== PROBLEM DETAILS ==
Find every line in the records below that holds the word "organes", and copy it out.

== INPUT MATERIAL ==

- - - - -

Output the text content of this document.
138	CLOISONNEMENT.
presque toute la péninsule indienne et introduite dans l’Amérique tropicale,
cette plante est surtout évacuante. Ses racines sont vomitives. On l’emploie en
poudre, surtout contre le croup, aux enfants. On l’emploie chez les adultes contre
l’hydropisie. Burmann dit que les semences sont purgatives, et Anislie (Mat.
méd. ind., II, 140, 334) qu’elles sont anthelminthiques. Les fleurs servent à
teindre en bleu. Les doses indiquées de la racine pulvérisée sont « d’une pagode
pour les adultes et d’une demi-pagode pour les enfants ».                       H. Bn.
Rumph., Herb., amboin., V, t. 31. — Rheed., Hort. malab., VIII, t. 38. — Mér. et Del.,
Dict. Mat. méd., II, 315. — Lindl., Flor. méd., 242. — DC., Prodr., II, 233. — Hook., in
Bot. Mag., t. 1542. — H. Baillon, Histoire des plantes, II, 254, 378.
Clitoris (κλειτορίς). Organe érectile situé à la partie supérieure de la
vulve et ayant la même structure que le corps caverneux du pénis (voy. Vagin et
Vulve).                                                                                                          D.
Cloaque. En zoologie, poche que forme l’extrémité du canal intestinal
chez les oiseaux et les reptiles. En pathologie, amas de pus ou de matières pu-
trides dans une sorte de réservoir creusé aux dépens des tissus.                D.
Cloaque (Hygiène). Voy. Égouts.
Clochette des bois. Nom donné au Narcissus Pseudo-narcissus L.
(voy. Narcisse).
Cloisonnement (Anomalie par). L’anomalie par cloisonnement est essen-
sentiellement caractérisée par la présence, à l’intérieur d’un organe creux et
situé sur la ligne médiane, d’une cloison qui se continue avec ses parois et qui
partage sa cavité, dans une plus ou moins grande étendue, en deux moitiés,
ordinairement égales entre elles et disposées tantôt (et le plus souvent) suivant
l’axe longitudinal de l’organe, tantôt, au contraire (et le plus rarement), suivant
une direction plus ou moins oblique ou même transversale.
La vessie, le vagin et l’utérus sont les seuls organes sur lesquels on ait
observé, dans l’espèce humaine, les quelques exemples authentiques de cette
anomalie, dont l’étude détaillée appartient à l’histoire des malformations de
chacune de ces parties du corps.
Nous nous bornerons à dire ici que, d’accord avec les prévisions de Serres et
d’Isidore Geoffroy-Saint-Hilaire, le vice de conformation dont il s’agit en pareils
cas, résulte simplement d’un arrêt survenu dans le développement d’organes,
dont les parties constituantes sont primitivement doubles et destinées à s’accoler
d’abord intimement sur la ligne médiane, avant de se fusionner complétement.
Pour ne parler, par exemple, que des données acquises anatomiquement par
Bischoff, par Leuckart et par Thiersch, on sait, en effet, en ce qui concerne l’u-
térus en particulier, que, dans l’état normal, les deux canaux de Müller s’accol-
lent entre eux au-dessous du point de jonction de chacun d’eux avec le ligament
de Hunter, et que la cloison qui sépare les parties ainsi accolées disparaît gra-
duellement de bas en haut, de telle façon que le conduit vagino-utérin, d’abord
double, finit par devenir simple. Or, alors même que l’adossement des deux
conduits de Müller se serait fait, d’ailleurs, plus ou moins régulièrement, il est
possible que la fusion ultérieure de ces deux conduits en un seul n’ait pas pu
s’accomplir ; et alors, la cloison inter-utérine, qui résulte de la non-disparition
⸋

- - - - -

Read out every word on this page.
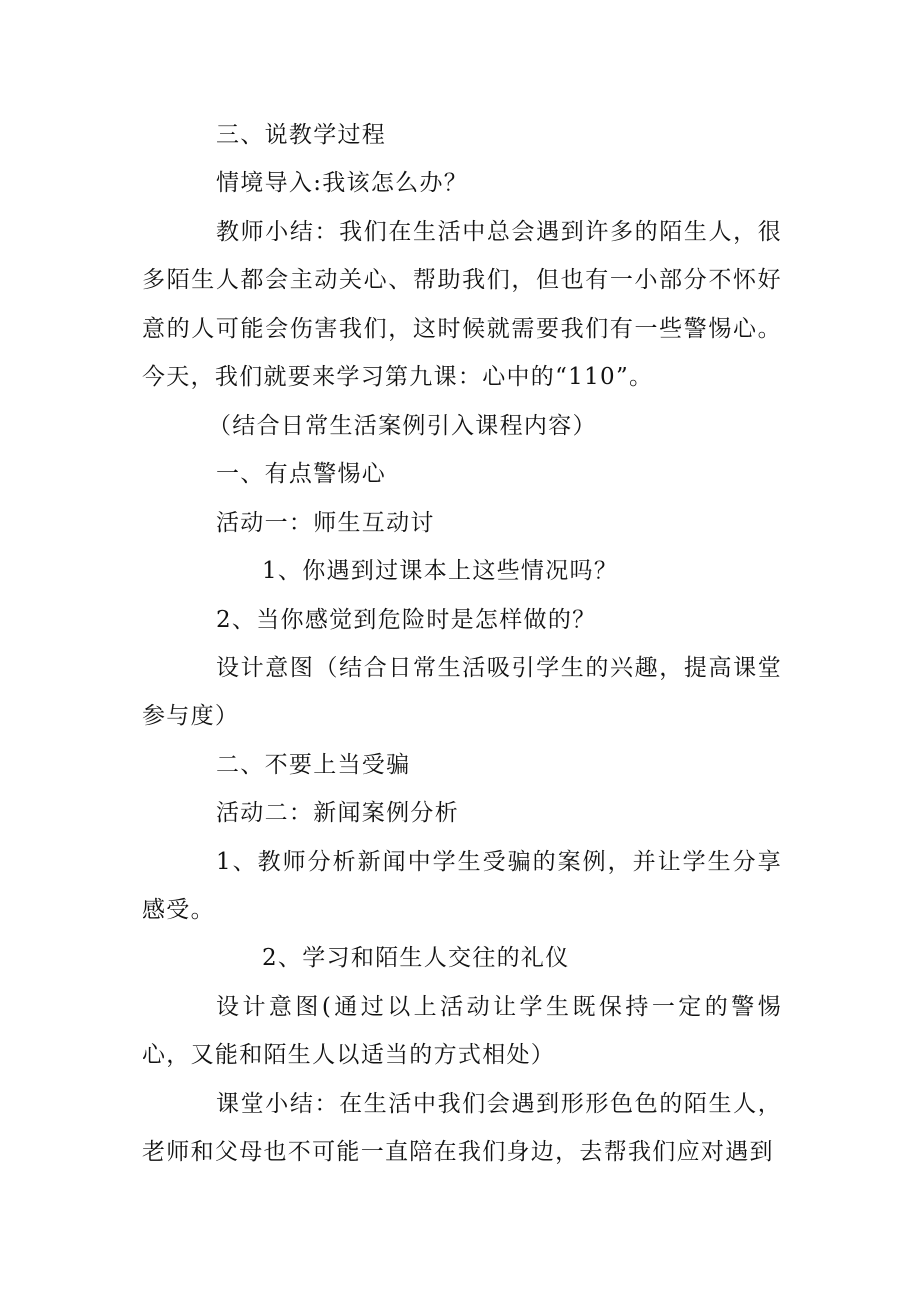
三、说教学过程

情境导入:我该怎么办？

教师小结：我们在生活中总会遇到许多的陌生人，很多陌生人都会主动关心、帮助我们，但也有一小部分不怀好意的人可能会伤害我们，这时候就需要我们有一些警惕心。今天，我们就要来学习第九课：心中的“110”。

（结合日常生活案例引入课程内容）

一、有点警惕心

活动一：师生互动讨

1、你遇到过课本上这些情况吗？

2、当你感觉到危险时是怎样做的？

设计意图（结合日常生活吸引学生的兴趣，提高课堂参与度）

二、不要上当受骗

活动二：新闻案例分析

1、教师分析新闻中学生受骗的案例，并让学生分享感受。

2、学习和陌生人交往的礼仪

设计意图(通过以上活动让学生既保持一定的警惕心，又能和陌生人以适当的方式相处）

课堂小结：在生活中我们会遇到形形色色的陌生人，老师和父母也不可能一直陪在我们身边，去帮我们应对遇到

- - - - -

== RESPONSE TO THE TASK ==
La vessie, le vagin et l’utérus sont les seuls organes sur lesquels on ait
cas, résulte simplement d’un arrêt survenu dans le développement d’organes,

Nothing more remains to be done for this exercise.